This guide will provide you:

  • 👄 Explanation of wordings and basics

  • 🧠 About WAN 2.2 checkpoints

  • 🤖 WAN 2.2 requirements

  • 🫴 Guidance on how to use it

  • ✋ WAN 2.2 limitations / known issues

  • 🔍 Explanation about frames and times

  • 👣 Steps and motion

  • 👀 Frame Interpolation

  • 🎏 Up-casting

  • 📝 Basic examples on how to write prompts

  • ☄️ Speed-Up tricks

  • 🧺 Caching (memory cache implementations)

  • 🔝 GPU considerations/recommendations

This is based on information and SOTA implementations as of 10/2025

TL/DR: You now missed the point of a guide! 🤣

So let's gooo! ~

Introduction

I'll focus on the basics. They are the same regardless of the software you use. A fair amount of basics and setting will work for t2v too. T2V is just simpler to use.

👄Explanation of wordings and basics

Checkpoint

  • refers to the file and type of AI model provided

Model

  • is the checkpoint type and generation in use to provide your inference

WAN

  • Is the model group provided by WANAI for making videos out of text or images

LoRA

  • Think of it like a micro checkpoint/model trained for a desired outcome

  • LoRAs will have the size between 100+ MB and 1GB, much less than a checkpoint

  • They are not functional without the major model they are trained on (a WAN type checkpoint)

(Records from a collection)
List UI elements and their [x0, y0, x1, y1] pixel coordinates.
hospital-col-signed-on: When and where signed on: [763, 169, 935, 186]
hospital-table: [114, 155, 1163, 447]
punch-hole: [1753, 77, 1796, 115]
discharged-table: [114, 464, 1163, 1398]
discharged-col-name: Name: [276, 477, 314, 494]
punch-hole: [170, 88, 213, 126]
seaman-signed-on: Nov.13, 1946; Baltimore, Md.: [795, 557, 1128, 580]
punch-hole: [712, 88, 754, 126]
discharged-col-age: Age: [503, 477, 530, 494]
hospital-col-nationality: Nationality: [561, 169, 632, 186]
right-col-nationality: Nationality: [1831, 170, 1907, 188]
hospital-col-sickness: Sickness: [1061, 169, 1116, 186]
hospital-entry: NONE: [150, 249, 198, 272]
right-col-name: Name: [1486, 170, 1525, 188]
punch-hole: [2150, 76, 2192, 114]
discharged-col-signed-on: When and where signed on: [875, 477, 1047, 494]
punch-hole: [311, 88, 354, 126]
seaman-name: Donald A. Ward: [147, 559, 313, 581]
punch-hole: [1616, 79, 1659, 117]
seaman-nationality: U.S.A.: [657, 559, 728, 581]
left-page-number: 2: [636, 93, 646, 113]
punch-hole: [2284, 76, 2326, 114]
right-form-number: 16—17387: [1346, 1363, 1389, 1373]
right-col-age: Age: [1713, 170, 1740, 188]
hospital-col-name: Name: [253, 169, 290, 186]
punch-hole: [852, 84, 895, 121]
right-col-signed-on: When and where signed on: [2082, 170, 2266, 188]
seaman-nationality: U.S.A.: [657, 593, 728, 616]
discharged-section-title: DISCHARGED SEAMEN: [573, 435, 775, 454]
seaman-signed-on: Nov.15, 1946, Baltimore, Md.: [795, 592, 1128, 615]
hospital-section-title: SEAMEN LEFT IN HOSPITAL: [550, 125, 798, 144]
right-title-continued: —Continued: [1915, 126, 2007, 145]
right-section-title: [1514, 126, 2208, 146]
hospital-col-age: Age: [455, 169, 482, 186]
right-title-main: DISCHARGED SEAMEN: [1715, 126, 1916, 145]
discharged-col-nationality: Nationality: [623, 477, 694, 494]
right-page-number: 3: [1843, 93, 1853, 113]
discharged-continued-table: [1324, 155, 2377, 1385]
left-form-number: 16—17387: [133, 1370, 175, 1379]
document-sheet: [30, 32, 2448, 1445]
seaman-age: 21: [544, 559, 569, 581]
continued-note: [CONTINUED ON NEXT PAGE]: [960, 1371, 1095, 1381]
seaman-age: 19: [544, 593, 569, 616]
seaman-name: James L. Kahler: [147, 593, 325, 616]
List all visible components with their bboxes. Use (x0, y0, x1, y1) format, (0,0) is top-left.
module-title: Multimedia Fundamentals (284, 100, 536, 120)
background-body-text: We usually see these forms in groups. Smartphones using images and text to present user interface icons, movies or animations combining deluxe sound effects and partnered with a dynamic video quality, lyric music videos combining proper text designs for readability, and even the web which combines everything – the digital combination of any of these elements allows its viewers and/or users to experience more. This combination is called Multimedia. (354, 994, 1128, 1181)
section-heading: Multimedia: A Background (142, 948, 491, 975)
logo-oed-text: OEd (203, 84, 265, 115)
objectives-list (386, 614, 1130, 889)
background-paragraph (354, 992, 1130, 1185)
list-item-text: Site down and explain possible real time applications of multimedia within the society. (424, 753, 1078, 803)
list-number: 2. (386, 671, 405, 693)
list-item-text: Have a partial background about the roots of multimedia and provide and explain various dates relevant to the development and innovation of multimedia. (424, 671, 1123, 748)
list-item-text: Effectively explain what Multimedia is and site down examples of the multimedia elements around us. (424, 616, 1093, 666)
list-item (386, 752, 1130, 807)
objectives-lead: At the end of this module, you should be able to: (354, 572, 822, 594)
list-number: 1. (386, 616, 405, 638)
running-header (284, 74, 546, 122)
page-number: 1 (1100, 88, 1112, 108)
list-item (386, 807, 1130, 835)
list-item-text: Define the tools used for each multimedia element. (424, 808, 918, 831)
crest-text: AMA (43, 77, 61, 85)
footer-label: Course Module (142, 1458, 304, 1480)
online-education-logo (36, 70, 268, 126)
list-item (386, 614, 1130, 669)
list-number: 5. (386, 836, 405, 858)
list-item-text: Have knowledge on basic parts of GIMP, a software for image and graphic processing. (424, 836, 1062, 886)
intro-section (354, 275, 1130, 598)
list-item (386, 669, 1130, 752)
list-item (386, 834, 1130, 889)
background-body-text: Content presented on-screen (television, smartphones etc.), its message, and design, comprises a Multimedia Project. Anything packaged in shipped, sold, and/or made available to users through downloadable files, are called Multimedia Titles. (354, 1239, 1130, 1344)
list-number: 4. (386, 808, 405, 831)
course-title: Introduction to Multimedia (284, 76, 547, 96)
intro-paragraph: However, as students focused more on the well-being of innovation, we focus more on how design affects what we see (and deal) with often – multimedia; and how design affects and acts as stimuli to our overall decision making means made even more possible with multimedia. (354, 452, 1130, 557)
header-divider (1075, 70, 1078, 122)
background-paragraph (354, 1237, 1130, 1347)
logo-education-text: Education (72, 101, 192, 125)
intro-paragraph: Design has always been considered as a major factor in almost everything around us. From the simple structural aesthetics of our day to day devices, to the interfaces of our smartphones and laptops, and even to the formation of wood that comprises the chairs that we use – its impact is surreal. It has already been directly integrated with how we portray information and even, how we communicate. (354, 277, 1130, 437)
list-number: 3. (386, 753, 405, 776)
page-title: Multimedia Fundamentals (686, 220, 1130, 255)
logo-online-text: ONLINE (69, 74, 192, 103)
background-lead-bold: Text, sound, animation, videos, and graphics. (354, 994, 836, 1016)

## Directive 1
Reproduce part of the WAN 2.2 guide word for word, beginning at the words "Introduction" and stopping after "simpler to use.".
## Directive 2
According to the WAN 2.2 guide, what size range do LoRAs have?

## Complete output 1
Introduction

I'll focus on the basics. They are the same regardless of the software you use. A fair amount of basics and setting will work for t2v too. T2V is just simpler to use.

## Complete output 2
Between 100+ MB and 1GB.